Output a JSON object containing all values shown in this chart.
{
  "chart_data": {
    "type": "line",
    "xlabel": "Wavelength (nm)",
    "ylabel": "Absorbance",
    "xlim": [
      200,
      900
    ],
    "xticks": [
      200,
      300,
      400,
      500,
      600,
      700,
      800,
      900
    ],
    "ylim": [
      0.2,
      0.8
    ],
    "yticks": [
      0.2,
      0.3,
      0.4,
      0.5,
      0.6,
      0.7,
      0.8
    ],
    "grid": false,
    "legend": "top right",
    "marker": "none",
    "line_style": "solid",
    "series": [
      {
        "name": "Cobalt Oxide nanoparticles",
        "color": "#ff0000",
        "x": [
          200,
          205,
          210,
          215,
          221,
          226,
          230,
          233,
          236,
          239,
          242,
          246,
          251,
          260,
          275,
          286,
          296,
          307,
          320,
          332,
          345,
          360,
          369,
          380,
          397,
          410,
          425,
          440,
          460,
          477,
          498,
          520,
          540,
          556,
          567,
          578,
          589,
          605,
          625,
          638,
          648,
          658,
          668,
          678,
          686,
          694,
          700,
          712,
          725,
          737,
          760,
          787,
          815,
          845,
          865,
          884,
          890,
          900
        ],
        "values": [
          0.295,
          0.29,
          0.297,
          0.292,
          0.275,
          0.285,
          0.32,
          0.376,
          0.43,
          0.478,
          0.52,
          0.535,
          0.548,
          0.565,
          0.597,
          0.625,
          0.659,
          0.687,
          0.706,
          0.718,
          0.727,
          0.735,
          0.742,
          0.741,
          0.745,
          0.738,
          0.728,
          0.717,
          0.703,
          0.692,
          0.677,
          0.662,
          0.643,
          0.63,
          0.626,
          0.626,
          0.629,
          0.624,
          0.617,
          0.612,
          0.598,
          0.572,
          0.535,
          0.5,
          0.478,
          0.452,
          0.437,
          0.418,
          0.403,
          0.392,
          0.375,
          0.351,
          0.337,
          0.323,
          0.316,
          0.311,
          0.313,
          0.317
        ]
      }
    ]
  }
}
※
### Instruction:
Reproduce the listing shown above in its entirety, exactly.

### Answer below:
Output a JSON object containing all values shown in this chart.
{
  "chart_data": {
    "type": "line",
    "xlabel": "Wavelength (nm)",
    "ylabel": "Absorbance",
    "xlim": [
      200,
      900
    ],
    "xticks": [
      200,
      300,
      400,
      500,
      600,
      700,
      800,
      900
    ],
    "ylim": [
      0.2,
      0.8
    ],
    "yticks": [
      0.2,
      0.3,
      0.4,
      0.5,
      0.6,
      0.7,
      0.8
    ],
    "grid": false,
    "legend": "top right",
    "marker": "none",
    "line_style": "solid",
    "series": [
      {
        "name": "Cobalt Oxide nanoparticles",
        "color": "#ff0000",
        "x": [
          200,
          205,
          210,
          215,
          221,
          226,
          230,
          233,
          236,
          239,
          242,
          246,
          251,
          260,
          275,
          286,
          296,
          307,
          320,
          332,
          345,
          360,
          369,
          380,
          397,
          410,
          425,
          440,
          460,
          477,
          498,
          520,
          540,
          556,
          567,
          578,
          589,
          605,
          625,
          638,
          648,
          658,
          668,
          678,
          686,
          694,
          700,
          712,
          725,
          737,
          760,
          787,
          815,
          845,
          865,
          884,
          890,
          900
        ],
        "values": [
          0.295,
          0.29,
          0.297,
          0.292,
          0.275,
          0.285,
          0.32,
          0.376,
          0.43,
          0.478,
          0.52,
          0.535,
          0.548,
          0.565,
          0.597,
          0.625,
          0.659,
          0.687,
          0.706,
          0.718,
          0.727,
          0.735,
          0.742,
          0.741,
          0.745,
          0.738,
          0.728,
          0.717,
          0.703,
          0.692,
          0.677,
          0.662,
          0.643,
          0.63,
          0.626,
          0.626,
          0.629,
          0.624,
          0.617,
          0.612,
          0.598,
          0.572,
          0.535,
          0.5,
          0.478,
          0.452,
          0.437,
          0.418,
          0.403,
          0.392,
          0.375,
          0.351,
          0.337,
          0.323,
          0.316,
          0.311,
          0.313,
          0.317
        ]
      }
    ]
  }
}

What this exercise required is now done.